* _Aufgabenziel_:
Wie lautet der Abschnitt im Text über die Kita in Memmingen, der mit „Kita Karoline Goldhofer, Memmingen“ beginnt und bis einschließlich „Günter Pfeifer angelehnt.“ reicht, wenn man darin „Polycarbonat“ gegen „Acrylglas“ tauscht?

* _Ausgangstext_:
——————————
Kita Karoline Goldhofer, Memmingen
Was macht man mit einem 60er-Jahre Bungalow, der in eine moderne Kita umgewandelt werden soll? heilergeiger architekten umgaben das weiträumige Anwesen mit einer neuen Hülle aus Polycarbonat und schufen so eine spannende Folge von Räumen und Zwischenräumen. Das Energiekonzept ist an das kybernetische Prinzip der Energiegärten von Günter Pfeifer angelehnt.
Das Architekturbüro heilergeiger architekten aus Kempten setzt sich bei vielen seiner Projekte intensiv mit dem Erhalt des Bestands auseinander. Und so war auch bei diesem Projekt schnell klar, dass Abriss keine Option darstellte. Hinzu kam, dass die Kita-Neugründung von den Prinzipien der Reggio-Pädagogik inspiriert ist und damit Ressourcenschonung als Thema nahelegte. In der Reggio-Pädagogik spielt die Verwendung des Gebrauchten, die Wertschätzung des Vorhandenen eine große Rolle. Kinder werden als Persönlichkeiten gesehen, die durch die Auseinandersetzung mit ihrer Umgebung ihre Stärken und Möglichkeiten entfalten sollen. Der Raum als „dritter Erzieher“ übernimmt dabei im Reggio-Alltag wichtige Aufgaben: Er gibt Impulse und schafft Geborgenheit und ist für jede Reggio-Kita eine architektonische Visitenkarte. Die Gebäude der Stiftervilla wurden daher in die Konzeption der neuen Kita einbezogen – als Wertschätzung des Altbaus, als ressourcenschonende Nutzung der Bausubstanz, als zeitgeschichtliches Element.
——————————
* _Aufgeführte Datensätze_:
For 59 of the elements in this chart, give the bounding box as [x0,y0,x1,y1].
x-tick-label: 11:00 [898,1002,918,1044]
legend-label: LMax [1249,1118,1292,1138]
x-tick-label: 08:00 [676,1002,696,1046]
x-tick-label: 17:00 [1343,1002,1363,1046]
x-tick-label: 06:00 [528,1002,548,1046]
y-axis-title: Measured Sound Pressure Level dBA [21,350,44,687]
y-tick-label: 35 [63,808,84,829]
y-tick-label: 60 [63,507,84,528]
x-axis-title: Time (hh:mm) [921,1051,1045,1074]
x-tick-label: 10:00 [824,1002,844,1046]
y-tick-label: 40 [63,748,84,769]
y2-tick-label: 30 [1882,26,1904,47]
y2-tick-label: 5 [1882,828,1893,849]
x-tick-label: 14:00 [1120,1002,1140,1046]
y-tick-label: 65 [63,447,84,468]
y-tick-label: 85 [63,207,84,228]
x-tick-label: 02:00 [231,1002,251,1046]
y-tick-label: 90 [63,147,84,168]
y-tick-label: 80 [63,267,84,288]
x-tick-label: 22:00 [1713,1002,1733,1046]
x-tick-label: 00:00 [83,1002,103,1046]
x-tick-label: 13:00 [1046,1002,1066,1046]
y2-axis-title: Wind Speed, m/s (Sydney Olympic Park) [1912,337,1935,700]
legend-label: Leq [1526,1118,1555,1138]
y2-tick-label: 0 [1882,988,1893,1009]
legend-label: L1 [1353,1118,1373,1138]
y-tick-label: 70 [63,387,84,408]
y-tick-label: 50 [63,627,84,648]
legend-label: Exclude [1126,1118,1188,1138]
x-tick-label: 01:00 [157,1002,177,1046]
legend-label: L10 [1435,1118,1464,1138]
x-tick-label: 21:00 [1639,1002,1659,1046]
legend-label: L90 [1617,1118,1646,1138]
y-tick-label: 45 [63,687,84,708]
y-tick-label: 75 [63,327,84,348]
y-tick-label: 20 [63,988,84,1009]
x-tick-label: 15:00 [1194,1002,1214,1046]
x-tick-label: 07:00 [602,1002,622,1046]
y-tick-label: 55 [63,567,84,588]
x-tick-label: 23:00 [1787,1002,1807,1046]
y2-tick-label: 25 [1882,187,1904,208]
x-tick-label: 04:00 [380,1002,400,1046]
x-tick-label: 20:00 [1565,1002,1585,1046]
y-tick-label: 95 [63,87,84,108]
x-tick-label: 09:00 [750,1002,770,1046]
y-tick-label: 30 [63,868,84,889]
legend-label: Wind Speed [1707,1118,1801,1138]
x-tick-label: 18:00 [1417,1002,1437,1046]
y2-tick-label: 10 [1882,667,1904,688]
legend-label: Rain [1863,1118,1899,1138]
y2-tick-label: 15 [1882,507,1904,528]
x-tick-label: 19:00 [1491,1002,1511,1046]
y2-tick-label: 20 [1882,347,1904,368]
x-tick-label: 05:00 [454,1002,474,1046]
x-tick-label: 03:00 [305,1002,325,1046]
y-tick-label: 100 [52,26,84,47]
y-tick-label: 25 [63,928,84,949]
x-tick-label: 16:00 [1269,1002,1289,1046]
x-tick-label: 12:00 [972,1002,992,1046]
——————————
* _Lösung_:
Kita Karoline Goldhofer, Memmingen
Was macht man mit einem 60er-Jahre Bungalow, der in eine moderne Kita umgewandelt werden soll? heilergeiger architekten umgaben das weiträumige Anwesen mit einer neuen Hülle aus Acrylglas und schufen so eine spannende Folge von Räumen und Zwischenräumen. Das Energiekonzept ist an das kybernetische Prinzip der Energiegärten von Günter Pfeifer angelehnt.